__CHALLENGE__
Scan the material that follows. Copy every line containing the word "start".

__PROVIDED RECORDS__
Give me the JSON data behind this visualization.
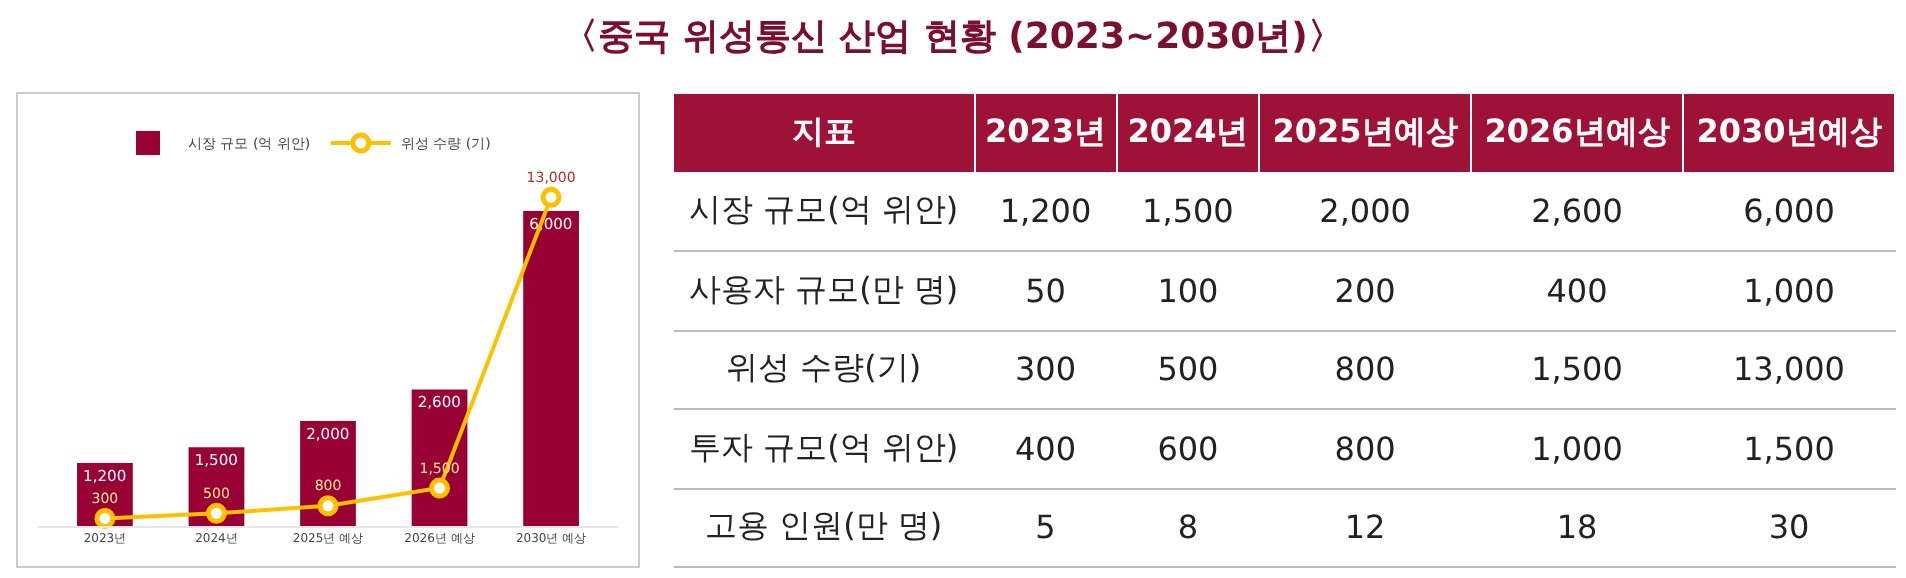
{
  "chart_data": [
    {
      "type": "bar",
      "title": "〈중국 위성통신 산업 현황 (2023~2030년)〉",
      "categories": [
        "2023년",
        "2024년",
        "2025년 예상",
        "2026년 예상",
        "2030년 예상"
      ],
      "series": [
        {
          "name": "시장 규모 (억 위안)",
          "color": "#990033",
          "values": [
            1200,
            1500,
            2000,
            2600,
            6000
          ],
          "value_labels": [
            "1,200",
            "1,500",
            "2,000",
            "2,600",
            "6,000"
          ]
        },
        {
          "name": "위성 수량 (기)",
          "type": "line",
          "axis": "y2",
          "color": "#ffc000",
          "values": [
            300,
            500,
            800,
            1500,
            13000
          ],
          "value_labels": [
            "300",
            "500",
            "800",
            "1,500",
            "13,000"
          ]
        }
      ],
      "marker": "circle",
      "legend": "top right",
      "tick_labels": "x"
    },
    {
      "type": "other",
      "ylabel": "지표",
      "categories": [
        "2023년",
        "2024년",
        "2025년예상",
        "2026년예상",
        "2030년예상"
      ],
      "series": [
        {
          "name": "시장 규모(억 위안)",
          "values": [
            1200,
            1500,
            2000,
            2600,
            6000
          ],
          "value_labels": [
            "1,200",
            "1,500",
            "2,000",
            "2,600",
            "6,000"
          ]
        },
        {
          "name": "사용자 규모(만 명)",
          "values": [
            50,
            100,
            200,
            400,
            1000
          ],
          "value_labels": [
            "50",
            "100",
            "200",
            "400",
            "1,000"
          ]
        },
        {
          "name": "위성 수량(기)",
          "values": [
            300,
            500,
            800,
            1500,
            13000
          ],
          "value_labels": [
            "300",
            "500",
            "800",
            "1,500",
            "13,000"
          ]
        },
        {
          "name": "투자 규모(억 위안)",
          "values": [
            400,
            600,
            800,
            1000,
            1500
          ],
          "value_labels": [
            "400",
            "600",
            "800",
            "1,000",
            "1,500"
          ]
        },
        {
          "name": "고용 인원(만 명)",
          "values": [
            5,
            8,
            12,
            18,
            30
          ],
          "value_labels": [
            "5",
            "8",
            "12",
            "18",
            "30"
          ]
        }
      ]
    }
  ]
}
* * *
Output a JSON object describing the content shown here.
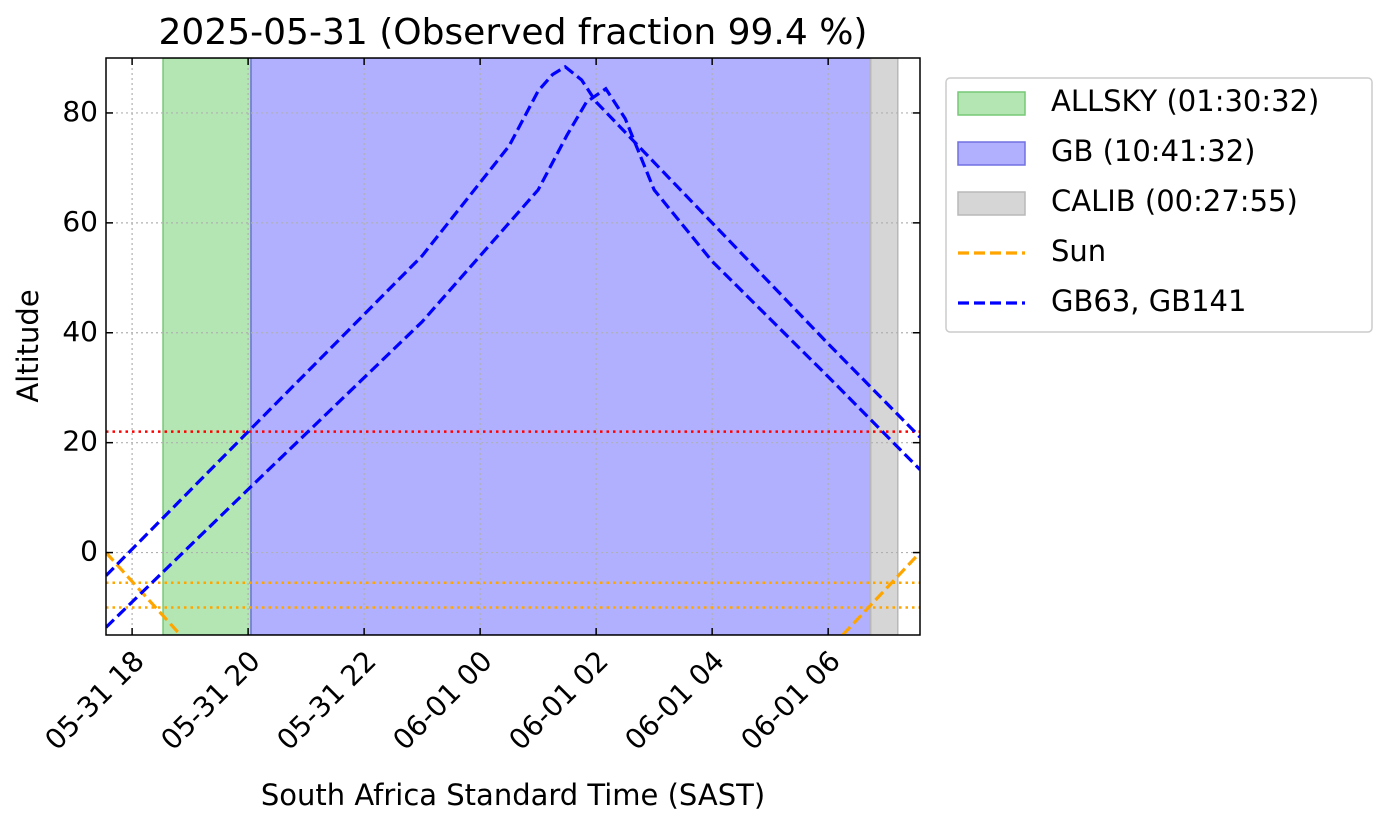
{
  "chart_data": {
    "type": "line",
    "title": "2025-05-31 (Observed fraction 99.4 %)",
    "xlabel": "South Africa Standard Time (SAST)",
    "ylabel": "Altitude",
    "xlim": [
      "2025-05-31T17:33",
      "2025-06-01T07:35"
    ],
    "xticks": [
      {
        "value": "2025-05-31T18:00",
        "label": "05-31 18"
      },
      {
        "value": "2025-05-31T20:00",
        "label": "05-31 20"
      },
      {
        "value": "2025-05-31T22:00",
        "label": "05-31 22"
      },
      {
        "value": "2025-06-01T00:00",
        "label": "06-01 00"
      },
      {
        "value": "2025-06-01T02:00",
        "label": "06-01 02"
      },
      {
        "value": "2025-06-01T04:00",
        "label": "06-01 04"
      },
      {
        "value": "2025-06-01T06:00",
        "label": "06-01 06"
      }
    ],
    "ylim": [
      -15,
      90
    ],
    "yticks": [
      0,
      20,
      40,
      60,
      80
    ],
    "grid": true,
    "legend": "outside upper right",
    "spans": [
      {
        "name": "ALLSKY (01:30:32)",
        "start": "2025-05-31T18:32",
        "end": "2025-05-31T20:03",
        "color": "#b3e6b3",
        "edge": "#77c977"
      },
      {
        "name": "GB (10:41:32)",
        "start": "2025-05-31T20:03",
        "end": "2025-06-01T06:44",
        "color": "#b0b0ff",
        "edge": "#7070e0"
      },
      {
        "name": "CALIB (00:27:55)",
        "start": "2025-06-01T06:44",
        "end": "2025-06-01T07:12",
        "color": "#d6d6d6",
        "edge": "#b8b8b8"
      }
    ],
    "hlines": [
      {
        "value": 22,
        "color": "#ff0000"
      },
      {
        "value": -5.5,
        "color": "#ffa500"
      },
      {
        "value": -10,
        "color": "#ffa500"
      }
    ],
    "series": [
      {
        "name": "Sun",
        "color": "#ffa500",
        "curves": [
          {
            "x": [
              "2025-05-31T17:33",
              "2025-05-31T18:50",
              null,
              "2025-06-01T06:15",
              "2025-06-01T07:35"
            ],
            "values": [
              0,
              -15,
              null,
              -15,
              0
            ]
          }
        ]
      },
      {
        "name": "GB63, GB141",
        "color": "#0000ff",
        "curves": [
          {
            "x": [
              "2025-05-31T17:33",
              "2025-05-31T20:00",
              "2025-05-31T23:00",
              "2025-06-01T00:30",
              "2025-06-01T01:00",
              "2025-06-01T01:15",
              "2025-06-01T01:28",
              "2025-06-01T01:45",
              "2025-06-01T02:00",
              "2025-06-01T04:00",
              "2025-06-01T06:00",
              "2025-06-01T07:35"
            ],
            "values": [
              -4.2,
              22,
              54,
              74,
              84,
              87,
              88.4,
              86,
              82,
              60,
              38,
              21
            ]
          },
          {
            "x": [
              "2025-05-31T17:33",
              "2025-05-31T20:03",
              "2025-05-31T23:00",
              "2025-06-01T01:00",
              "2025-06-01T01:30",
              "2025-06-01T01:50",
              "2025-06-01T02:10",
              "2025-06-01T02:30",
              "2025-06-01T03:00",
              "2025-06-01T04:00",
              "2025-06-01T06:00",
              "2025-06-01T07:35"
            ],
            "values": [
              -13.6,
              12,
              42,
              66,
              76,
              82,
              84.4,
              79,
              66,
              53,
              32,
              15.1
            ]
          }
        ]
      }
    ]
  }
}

__FINISHED TASK__
        "start": "2025-05-31T18:32",
        "start": "2025-05-31T20:03",
        "start": "2025-06-01T06:44",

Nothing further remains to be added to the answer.